EXTRACTED RECORDS: Begin

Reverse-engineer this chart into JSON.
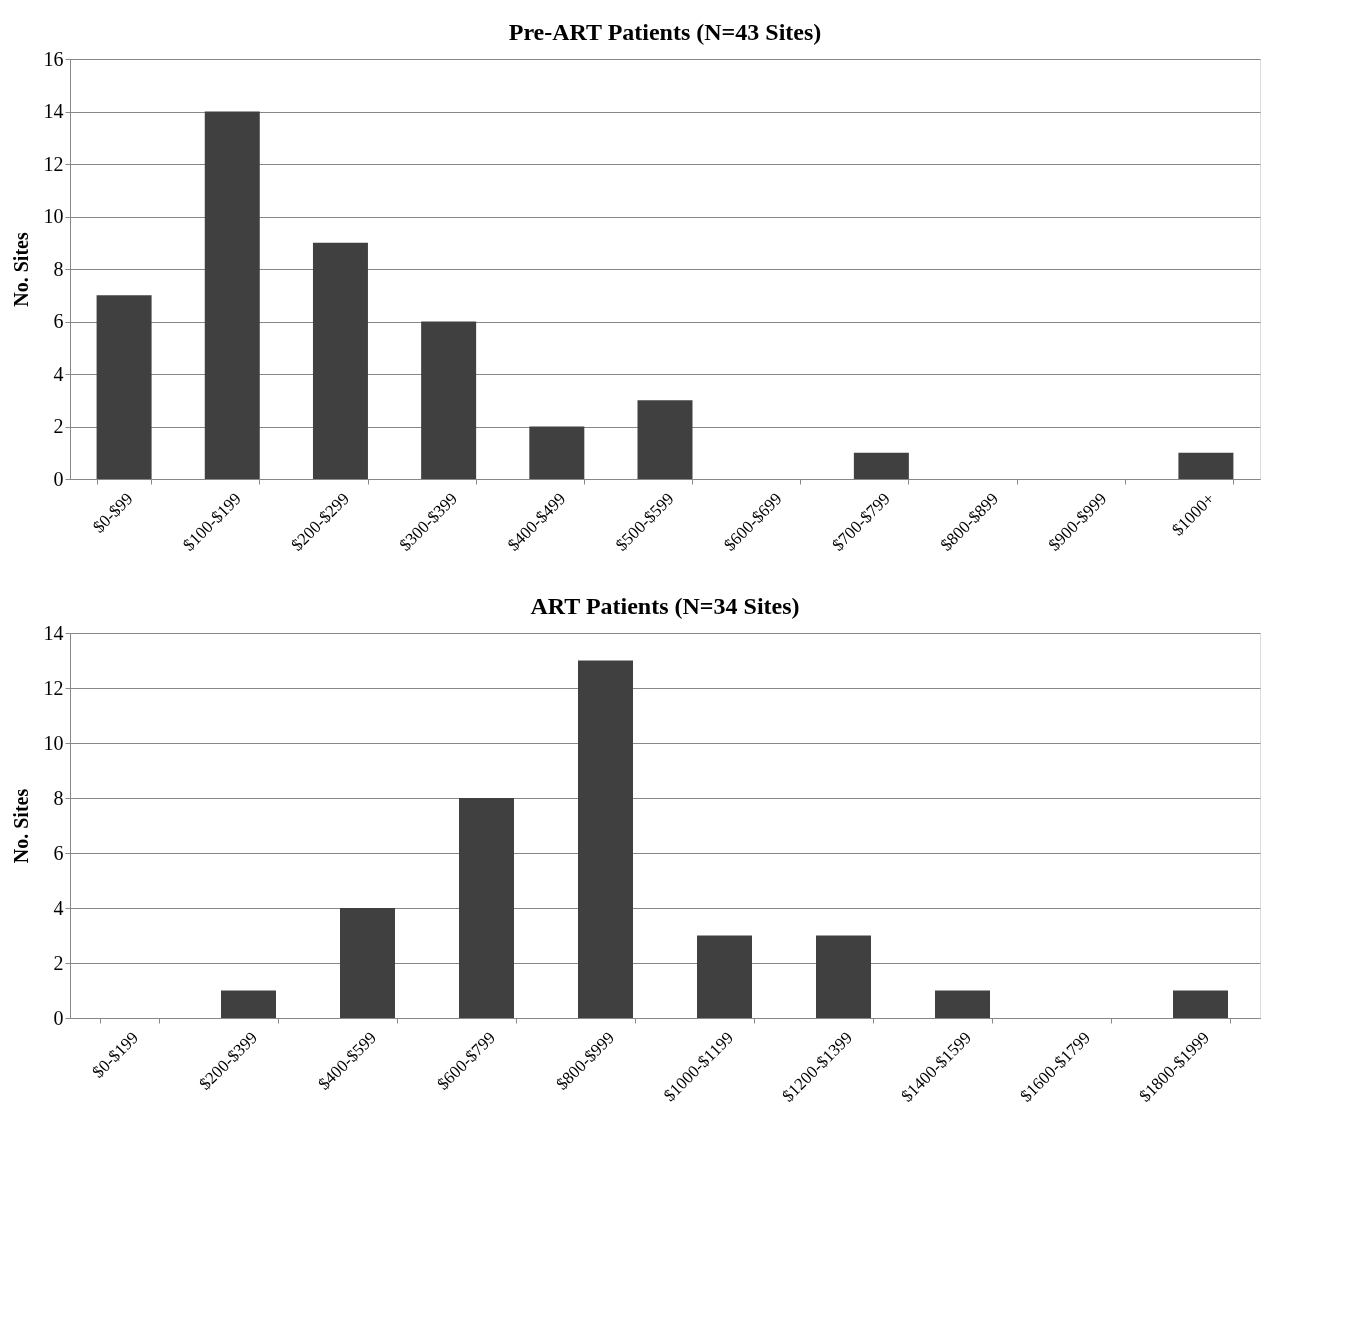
{
  "chart_data": [
    {
      "type": "bar",
      "title": "Pre-ART Patients (N=43 Sites)",
      "ylabel": "No. Sites",
      "categories": [
        "$0-$99",
        "$100-$199",
        "$200-$299",
        "$300-$399",
        "$400-$499",
        "$500-$599",
        "$600-$699",
        "$700-$799",
        "$800-$899",
        "$900-$999",
        "$1000+"
      ],
      "values": [
        7,
        14,
        9,
        6,
        2,
        3,
        0,
        1,
        0,
        0,
        1
      ],
      "color": "#404040",
      "ylim": [
        0,
        16
      ],
      "yticks": [
        0,
        2,
        4,
        6,
        8,
        10,
        12,
        14,
        16
      ],
      "grid": "y"
    },
    {
      "type": "bar",
      "title": "ART Patients (N=34 Sites)",
      "ylabel": "No. Sites",
      "categories": [
        "$0-$199",
        "$200-$399",
        "$400-$599",
        "$600-$799",
        "$800-$999",
        "$1000-$1199",
        "$1200-$1399",
        "$1400-$1599",
        "$1600-$1799",
        "$1800-$1999"
      ],
      "values": [
        0,
        1,
        4,
        8,
        13,
        3,
        3,
        1,
        0,
        1
      ],
      "color": "#404040",
      "ylim": [
        0,
        14
      ],
      "yticks": [
        0,
        2,
        4,
        6,
        8,
        10,
        12,
        14
      ],
      "grid": "y"
    }
  ]
}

EXTRACTED RECORDS: End

▸ WHAT YOU SHOULD DO: Give the data again exactly, without pictures.

▸ TASK RESPONSE:
Reverse-engineer this chart into JSON.
{
  "chart_data": [
    {
      "type": "bar",
      "title": "Pre-ART Patients (N=43 Sites)",
      "ylabel": "No. Sites",
      "categories": [
        "$0-$99",
        "$100-$199",
        "$200-$299",
        "$300-$399",
        "$400-$499",
        "$500-$599",
        "$600-$699",
        "$700-$799",
        "$800-$899",
        "$900-$999",
        "$1000+"
      ],
      "values": [
        7,
        14,
        9,
        6,
        2,
        3,
        0,
        1,
        0,
        0,
        1
      ],
      "color": "#404040",
      "ylim": [
        0,
        16
      ],
      "yticks": [
        0,
        2,
        4,
        6,
        8,
        10,
        12,
        14,
        16
      ],
      "grid": "y"
    },
    {
      "type": "bar",
      "title": "ART Patients (N=34 Sites)",
      "ylabel": "No. Sites",
      "categories": [
        "$0-$199",
        "$200-$399",
        "$400-$599",
        "$600-$799",
        "$800-$999",
        "$1000-$1199",
        "$1200-$1399",
        "$1400-$1599",
        "$1600-$1799",
        "$1800-$1999"
      ],
      "values": [
        0,
        1,
        4,
        8,
        13,
        3,
        3,
        1,
        0,
        1
      ],
      "color": "#404040",
      "ylim": [
        0,
        14
      ],
      "yticks": [
        0,
        2,
        4,
        6,
        8,
        10,
        12,
        14
      ],
      "grid": "y"
    }
  ]
}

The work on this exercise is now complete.